== Supplied data

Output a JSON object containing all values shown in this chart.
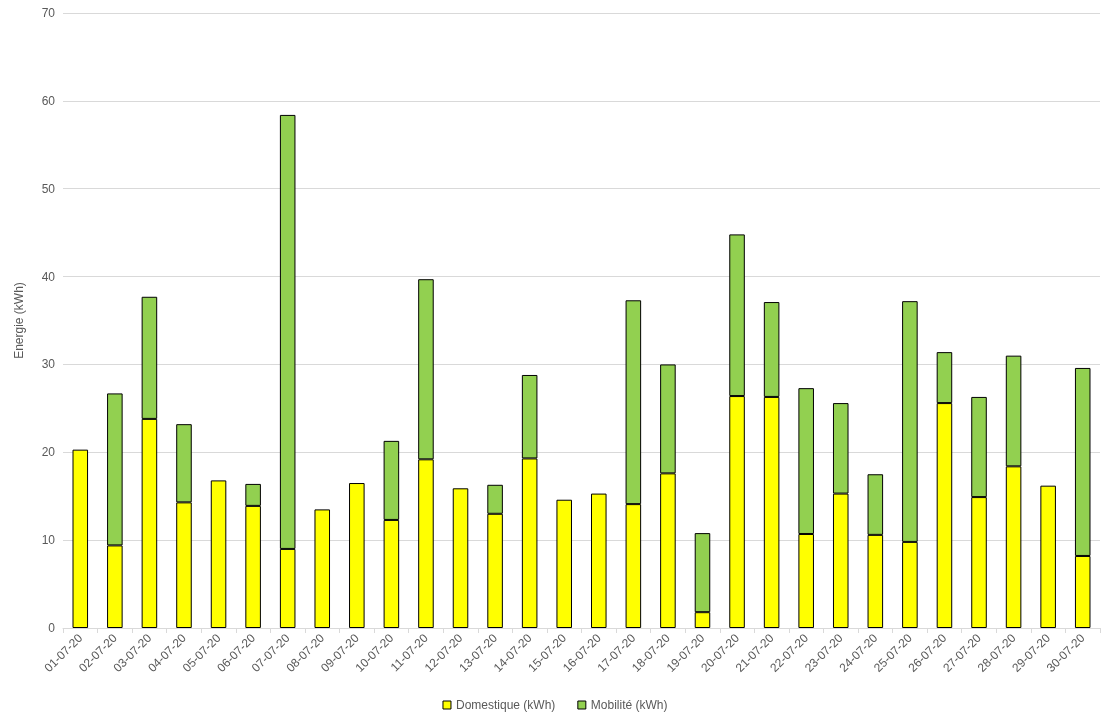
{
  "chart_data": {
    "type": "bar",
    "ylabel": "Energie (kWh)",
    "stacked": true,
    "categories": [
      "01-07-20",
      "02-07-20",
      "03-07-20",
      "04-07-20",
      "05-07-20",
      "06-07-20",
      "07-07-20",
      "08-07-20",
      "09-07-20",
      "10-07-20",
      "11-07-20",
      "12-07-20",
      "13-07-20",
      "14-07-20",
      "15-07-20",
      "16-07-20",
      "17-07-20",
      "18-07-20",
      "19-07-20",
      "20-07-20",
      "21-07-20",
      "22-07-20",
      "23-07-20",
      "24-07-20",
      "25-07-20",
      "26-07-20",
      "27-07-20",
      "28-07-20",
      "29-07-20",
      "30-07-20"
    ],
    "series": [
      {
        "name": "Domestique (kWh)",
        "color": "#ffff00",
        "values": [
          20.3,
          9.4,
          23.8,
          14.3,
          16.8,
          13.9,
          9.0,
          13.5,
          16.5,
          12.3,
          19.2,
          15.9,
          13.0,
          19.3,
          14.6,
          15.3,
          14.1,
          17.6,
          1.8,
          26.4,
          26.3,
          10.7,
          15.3,
          10.6,
          9.8,
          25.6,
          14.9,
          18.4,
          16.2,
          8.2
        ]
      },
      {
        "name": "Mobilité (kWh)",
        "color": "#92d050",
        "values": [
          null,
          17.3,
          13.9,
          8.9,
          null,
          2.5,
          49.4,
          null,
          null,
          9.0,
          20.5,
          null,
          3.3,
          9.5,
          null,
          null,
          23.2,
          12.4,
          9.0,
          18.4,
          10.8,
          16.6,
          10.3,
          6.9,
          27.4,
          5.8,
          11.4,
          12.6,
          null,
          21.4
        ]
      }
    ],
    "ylim": [
      0,
      70
    ],
    "yticks": [
      0,
      10,
      20,
      30,
      40,
      50,
      60,
      70
    ],
    "grid": "y",
    "legend": "bottom"
  }
}
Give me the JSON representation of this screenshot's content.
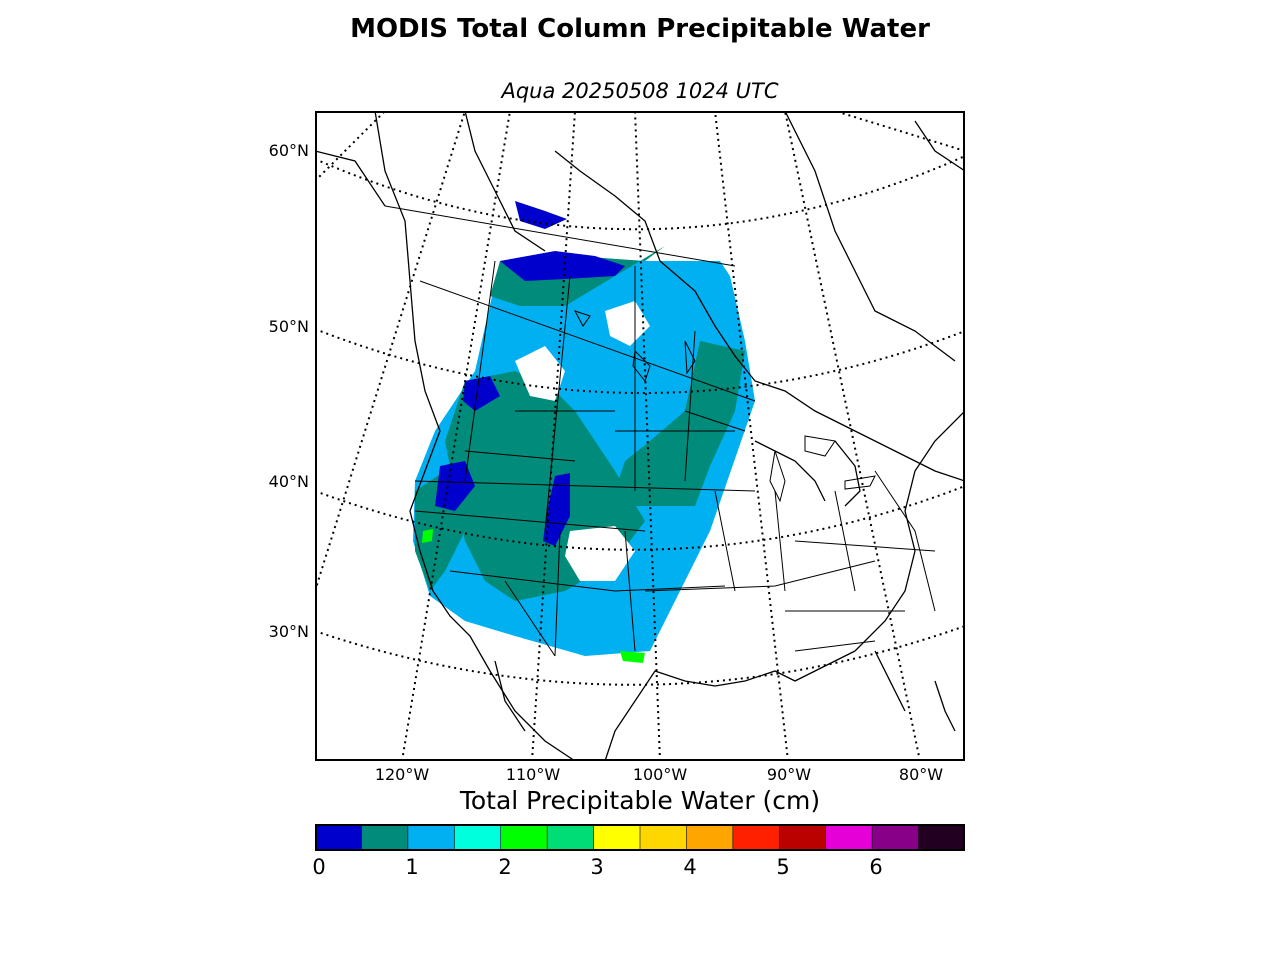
{
  "header": {
    "title": "MODIS Total Column Precipitable Water",
    "subtitle": "Aqua 20250508 1024 UTC"
  },
  "axes": {
    "lat_labels": [
      "60°N",
      "50°N",
      "40°N",
      "30°N"
    ],
    "lon_labels": [
      "120°W",
      "110°W",
      "100°W",
      "90°W",
      "80°W"
    ]
  },
  "colorbar": {
    "title": "Total Precipitable Water (cm)",
    "ticks": [
      "0",
      "1",
      "2",
      "3",
      "4",
      "5",
      "6"
    ],
    "colors": [
      "#0000cc",
      "#008b7a",
      "#00b0f0",
      "#00ffdd",
      "#00ff00",
      "#00dd77",
      "#ffff00",
      "#ffd700",
      "#ffa500",
      "#ff2000",
      "#bb0000",
      "#e600d8",
      "#880088",
      "#220022"
    ]
  },
  "map_colors": {
    "very_low": "#0000cc",
    "low": "#008b7a",
    "mid": "#00b0f0",
    "cyan": "#00ffdd",
    "green": "#00ff00"
  }
}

====

▶ **Problem details**: Generate a word-for-word copy of the preceding records, excluding all pictures.

▶ **Result**:
Output a JSON object containing all values shown in this chart.
{
  "chart_data": {
    "type": "bar",
    "ylabel": "Energie (kWh)",
    "stacked": true,
    "categories": [
      "01-07-20",
      "02-07-20",
      "03-07-20",
      "04-07-20",
      "05-07-20",
      "06-07-20",
      "07-07-20",
      "08-07-20",
      "09-07-20",
      "10-07-20",
      "11-07-20",
      "12-07-20",
      "13-07-20",
      "14-07-20",
      "15-07-20",
      "16-07-20",
      "17-07-20",
      "18-07-20",
      "19-07-20",
      "20-07-20",
      "21-07-20",
      "22-07-20",
      "23-07-20",
      "24-07-20",
      "25-07-20",
      "26-07-20",
      "27-07-20",
      "28-07-20",
      "29-07-20",
      "30-07-20"
    ],
    "series": [
      {
        "name": "Domestique (kWh)",
        "color": "#ffff00",
        "values": [
          20.3,
          9.4,
          23.8,
          14.3,
          16.8,
          13.9,
          9.0,
          13.5,
          16.5,
          12.3,
          19.2,
          15.9,
          13.0,
          19.3,
          14.6,
          15.3,
          14.1,
          17.6,
          1.8,
          26.4,
          26.3,
          10.7,
          15.3,
          10.6,
          9.8,
          25.6,
          14.9,
          18.4,
          16.2,
          8.2
        ]
      },
      {
        "name": "Mobilité (kWh)",
        "color": "#92d050",
        "values": [
          null,
          17.3,
          13.9,
          8.9,
          null,
          2.5,
          49.4,
          null,
          null,
          9.0,
          20.5,
          null,
          3.3,
          9.5,
          null,
          null,
          23.2,
          12.4,
          9.0,
          18.4,
          10.8,
          16.6,
          10.3,
          6.9,
          27.4,
          5.8,
          11.4,
          12.6,
          null,
          21.4
        ]
      }
    ],
    "ylim": [
      0,
      70
    ],
    "yticks": [
      0,
      10,
      20,
      30,
      40,
      50,
      60,
      70
    ],
    "grid": "y",
    "legend": "bottom"
  }
}
Give me the JSON representation of this screenshot's content.
{
  "header": {
    "title": "MODIS Total Column Precipitable Water",
    "subtitle": "Aqua 20250508 1024 UTC"
  },
  "axes": {
    "lat_labels": [
      "60°N",
      "50°N",
      "40°N",
      "30°N"
    ],
    "lon_labels": [
      "120°W",
      "110°W",
      "100°W",
      "90°W",
      "80°W"
    ]
  },
  "colorbar": {
    "title": "Total Precipitable Water (cm)",
    "ticks": [
      "0",
      "1",
      "2",
      "3",
      "4",
      "5",
      "6"
    ],
    "colors": [
      "#0000cc",
      "#008b7a",
      "#00b0f0",
      "#00ffdd",
      "#00ff00",
      "#00dd77",
      "#ffff00",
      "#ffd700",
      "#ffa500",
      "#ff2000",
      "#bb0000",
      "#e600d8",
      "#880088",
      "#220022"
    ]
  },
  "map_colors": {
    "very_low": "#0000cc",
    "low": "#008b7a",
    "mid": "#00b0f0",
    "cyan": "#00ffdd",
    "green": "#00ff00"
  }
}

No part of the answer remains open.